**SUPPLIED INFORMATION**
** Begin **

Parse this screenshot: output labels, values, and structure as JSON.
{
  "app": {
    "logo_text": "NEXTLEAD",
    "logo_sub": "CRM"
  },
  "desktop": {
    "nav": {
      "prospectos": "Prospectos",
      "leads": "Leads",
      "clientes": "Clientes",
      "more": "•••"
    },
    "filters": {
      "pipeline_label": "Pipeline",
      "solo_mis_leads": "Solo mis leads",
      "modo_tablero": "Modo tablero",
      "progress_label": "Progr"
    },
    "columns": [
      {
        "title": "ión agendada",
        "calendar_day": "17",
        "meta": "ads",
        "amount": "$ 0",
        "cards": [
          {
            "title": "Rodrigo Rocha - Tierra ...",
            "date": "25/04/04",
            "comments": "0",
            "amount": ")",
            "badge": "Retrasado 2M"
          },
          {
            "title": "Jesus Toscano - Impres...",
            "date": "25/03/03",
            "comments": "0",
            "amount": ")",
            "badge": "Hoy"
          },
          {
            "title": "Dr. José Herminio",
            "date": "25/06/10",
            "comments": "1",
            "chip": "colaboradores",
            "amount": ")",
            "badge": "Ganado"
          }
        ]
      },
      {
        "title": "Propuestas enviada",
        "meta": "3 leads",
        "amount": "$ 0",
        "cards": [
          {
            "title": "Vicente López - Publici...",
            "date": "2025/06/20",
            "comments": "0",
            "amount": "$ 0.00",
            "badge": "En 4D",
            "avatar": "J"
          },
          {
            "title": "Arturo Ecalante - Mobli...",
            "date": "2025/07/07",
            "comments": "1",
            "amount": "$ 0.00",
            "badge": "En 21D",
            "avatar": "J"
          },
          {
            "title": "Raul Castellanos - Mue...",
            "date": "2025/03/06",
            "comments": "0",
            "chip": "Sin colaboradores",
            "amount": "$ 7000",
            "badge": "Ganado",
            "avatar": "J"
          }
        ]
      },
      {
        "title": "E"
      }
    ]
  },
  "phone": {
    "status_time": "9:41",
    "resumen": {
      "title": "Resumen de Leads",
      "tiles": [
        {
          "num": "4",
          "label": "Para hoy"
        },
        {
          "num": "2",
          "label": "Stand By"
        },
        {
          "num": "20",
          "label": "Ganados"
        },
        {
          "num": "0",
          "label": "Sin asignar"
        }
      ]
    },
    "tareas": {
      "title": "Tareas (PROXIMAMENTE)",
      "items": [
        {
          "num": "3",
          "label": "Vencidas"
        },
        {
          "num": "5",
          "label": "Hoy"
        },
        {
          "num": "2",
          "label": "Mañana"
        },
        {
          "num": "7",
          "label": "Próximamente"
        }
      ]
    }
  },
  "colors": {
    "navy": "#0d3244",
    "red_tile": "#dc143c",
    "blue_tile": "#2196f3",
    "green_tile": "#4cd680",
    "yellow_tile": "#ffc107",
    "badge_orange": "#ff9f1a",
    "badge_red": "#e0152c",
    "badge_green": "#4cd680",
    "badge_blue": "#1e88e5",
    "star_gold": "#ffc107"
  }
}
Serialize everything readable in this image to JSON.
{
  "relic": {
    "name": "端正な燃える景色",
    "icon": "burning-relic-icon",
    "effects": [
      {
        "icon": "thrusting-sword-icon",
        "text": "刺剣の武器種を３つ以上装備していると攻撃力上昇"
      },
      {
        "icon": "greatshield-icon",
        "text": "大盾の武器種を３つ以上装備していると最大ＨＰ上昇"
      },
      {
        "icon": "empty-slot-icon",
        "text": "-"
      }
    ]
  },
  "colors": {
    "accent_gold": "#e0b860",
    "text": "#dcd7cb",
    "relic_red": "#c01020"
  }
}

** End **

**BRIEF**
Find all lines where the word "chip" appears. Copy them.

**FULL OUTPUT**
            "chip": "colaboradores",
            "chip": "Sin colaboradores",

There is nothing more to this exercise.